[Dataset listings of figures]
=-=-=-=-=

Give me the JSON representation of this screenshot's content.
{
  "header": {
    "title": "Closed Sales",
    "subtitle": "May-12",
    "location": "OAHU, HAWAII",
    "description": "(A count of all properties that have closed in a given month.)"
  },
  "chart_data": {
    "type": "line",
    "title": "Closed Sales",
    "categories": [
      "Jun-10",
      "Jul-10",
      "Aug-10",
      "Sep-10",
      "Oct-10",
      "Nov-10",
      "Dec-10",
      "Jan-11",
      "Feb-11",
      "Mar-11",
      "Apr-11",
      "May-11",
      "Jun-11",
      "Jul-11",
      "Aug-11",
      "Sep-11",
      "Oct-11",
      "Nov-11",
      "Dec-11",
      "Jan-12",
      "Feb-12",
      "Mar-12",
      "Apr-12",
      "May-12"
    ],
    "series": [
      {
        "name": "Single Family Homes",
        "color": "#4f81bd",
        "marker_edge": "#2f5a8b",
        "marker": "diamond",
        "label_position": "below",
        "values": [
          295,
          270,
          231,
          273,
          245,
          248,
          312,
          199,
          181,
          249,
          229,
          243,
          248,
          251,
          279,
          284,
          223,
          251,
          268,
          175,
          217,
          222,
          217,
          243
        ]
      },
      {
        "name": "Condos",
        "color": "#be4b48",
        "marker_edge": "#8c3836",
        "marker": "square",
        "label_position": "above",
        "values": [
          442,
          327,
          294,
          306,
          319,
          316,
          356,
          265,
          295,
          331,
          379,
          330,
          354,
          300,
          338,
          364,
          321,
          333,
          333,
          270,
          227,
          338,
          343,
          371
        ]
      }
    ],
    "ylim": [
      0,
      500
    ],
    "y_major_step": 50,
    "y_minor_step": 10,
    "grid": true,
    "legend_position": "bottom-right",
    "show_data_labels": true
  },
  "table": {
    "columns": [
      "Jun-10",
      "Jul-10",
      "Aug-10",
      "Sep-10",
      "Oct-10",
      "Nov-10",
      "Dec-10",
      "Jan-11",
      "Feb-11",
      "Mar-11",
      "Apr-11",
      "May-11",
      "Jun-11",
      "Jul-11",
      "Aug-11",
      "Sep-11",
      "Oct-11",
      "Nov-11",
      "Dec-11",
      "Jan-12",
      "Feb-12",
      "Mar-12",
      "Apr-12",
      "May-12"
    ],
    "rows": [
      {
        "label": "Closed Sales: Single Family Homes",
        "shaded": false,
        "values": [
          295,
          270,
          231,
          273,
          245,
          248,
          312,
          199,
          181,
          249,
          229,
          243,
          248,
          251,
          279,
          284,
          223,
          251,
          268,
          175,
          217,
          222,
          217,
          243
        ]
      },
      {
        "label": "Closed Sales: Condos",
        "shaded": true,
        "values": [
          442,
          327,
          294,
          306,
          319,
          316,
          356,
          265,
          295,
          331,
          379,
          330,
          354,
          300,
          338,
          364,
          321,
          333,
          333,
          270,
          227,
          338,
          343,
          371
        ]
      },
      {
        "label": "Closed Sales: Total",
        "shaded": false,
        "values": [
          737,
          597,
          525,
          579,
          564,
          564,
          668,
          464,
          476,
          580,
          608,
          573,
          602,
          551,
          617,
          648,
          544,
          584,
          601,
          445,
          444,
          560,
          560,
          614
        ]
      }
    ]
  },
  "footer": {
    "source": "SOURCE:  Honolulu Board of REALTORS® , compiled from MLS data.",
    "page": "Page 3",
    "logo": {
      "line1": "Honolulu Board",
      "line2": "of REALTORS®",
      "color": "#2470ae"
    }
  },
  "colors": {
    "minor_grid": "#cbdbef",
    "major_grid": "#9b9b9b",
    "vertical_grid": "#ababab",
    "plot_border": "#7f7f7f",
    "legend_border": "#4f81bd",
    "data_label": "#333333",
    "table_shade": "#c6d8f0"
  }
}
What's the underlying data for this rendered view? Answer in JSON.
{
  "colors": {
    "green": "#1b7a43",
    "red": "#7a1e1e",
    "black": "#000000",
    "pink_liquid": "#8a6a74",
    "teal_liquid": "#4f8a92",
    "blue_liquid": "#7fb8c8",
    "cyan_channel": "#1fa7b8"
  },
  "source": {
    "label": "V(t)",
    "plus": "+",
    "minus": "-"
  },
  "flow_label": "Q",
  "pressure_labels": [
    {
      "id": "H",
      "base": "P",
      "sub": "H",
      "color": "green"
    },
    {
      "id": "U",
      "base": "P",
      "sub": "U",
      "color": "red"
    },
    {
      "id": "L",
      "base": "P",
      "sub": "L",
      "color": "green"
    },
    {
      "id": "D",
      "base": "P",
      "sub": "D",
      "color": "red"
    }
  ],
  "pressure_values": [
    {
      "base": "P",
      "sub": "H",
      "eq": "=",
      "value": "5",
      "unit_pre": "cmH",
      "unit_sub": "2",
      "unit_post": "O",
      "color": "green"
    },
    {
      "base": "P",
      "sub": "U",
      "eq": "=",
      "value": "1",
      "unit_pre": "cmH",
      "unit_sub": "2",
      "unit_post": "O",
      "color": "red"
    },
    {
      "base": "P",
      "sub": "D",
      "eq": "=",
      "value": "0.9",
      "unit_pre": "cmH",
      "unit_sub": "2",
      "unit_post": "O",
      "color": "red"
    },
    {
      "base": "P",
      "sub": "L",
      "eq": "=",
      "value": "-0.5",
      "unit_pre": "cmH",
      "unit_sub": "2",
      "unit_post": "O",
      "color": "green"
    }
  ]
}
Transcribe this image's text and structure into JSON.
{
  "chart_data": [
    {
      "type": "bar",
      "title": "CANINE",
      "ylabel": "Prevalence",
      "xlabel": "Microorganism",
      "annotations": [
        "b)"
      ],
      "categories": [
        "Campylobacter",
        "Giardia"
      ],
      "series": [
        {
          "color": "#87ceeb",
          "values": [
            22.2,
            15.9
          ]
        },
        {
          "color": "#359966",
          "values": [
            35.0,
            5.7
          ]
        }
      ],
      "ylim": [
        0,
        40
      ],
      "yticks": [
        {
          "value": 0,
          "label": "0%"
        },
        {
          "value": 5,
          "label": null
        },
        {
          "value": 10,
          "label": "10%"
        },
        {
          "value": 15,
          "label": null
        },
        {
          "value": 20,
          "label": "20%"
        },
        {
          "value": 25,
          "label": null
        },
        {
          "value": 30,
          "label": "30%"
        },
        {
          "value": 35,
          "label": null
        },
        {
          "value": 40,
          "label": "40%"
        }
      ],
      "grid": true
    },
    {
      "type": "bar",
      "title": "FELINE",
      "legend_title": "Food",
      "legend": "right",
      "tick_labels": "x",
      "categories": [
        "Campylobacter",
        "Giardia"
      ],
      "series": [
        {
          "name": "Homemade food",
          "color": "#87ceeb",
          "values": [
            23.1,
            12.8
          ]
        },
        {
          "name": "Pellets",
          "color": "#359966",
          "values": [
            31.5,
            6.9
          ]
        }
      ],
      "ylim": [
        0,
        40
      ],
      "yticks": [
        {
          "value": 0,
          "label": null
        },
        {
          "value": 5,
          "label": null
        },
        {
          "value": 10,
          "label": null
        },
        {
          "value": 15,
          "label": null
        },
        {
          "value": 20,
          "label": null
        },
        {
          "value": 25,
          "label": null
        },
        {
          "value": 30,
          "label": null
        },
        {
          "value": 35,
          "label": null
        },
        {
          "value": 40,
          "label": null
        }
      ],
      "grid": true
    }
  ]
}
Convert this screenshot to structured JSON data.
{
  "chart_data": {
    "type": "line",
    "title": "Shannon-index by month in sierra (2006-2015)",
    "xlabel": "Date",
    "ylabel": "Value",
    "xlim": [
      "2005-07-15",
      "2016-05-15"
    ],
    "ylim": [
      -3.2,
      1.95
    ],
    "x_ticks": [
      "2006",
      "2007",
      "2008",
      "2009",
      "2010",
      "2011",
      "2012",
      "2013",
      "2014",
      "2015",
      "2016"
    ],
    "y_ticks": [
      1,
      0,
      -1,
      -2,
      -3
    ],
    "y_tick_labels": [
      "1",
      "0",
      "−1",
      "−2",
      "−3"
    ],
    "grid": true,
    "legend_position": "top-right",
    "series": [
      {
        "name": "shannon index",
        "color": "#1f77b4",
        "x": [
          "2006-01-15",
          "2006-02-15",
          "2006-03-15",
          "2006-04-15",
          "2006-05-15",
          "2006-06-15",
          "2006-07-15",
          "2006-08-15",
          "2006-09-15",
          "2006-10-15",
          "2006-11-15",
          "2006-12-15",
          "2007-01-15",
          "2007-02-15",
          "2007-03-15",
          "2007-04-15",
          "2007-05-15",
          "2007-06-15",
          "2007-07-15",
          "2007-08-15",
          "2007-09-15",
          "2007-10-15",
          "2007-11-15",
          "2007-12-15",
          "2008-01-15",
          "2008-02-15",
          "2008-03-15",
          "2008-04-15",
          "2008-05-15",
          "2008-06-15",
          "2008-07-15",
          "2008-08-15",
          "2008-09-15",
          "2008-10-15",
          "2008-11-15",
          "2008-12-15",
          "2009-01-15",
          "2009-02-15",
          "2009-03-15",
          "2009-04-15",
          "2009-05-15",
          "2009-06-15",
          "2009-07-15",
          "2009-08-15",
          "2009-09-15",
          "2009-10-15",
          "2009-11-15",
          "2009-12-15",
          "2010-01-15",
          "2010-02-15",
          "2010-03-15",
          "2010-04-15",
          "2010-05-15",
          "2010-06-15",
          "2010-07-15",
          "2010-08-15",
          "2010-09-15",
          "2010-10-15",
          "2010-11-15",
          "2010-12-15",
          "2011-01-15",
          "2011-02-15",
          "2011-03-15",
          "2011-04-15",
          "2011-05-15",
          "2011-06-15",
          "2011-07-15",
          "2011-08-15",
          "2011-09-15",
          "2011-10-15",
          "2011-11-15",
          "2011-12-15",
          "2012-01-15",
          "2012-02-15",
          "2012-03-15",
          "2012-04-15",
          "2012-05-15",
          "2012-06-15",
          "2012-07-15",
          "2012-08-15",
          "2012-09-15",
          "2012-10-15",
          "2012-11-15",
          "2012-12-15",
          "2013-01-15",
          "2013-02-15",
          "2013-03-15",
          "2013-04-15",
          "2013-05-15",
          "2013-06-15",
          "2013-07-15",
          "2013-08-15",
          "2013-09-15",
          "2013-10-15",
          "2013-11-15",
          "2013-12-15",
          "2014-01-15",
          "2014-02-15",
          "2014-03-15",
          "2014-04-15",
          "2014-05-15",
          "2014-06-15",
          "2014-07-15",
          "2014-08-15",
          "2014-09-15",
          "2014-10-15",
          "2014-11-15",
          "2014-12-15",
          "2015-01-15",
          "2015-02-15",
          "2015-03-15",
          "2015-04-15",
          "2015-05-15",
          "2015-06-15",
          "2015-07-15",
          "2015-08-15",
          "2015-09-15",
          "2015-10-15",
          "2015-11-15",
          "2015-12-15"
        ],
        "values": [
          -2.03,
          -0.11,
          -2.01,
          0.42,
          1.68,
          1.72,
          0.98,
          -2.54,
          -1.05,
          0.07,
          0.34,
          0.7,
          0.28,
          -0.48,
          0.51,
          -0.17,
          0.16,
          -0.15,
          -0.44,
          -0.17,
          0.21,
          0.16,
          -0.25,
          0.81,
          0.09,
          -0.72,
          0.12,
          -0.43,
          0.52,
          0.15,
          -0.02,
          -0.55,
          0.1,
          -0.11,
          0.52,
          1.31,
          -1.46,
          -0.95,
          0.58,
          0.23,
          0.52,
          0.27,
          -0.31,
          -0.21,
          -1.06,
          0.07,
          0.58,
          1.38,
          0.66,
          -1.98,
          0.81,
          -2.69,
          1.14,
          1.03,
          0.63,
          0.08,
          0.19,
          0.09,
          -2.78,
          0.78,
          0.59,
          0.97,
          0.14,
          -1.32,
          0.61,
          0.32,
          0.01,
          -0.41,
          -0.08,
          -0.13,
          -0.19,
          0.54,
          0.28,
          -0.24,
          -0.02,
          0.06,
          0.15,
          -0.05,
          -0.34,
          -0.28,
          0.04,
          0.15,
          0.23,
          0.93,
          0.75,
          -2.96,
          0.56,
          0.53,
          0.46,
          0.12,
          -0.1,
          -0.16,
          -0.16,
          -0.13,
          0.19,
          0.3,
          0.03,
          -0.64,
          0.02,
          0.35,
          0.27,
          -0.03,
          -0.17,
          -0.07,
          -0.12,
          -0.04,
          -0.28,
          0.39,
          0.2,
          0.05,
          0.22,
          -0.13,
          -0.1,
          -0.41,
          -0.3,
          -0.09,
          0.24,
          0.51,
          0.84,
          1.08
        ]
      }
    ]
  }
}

=-=-=-=-=

Which lines hold the word "this"? Return all of them from the records above.

THE REPLY:
Give me the JSON representation of this screenshot's content.
What's the underlying data for this rendered view? Answer in JSON.
Transcribe this image's text and structure into JSON.
Convert this screenshot to structured JSON data.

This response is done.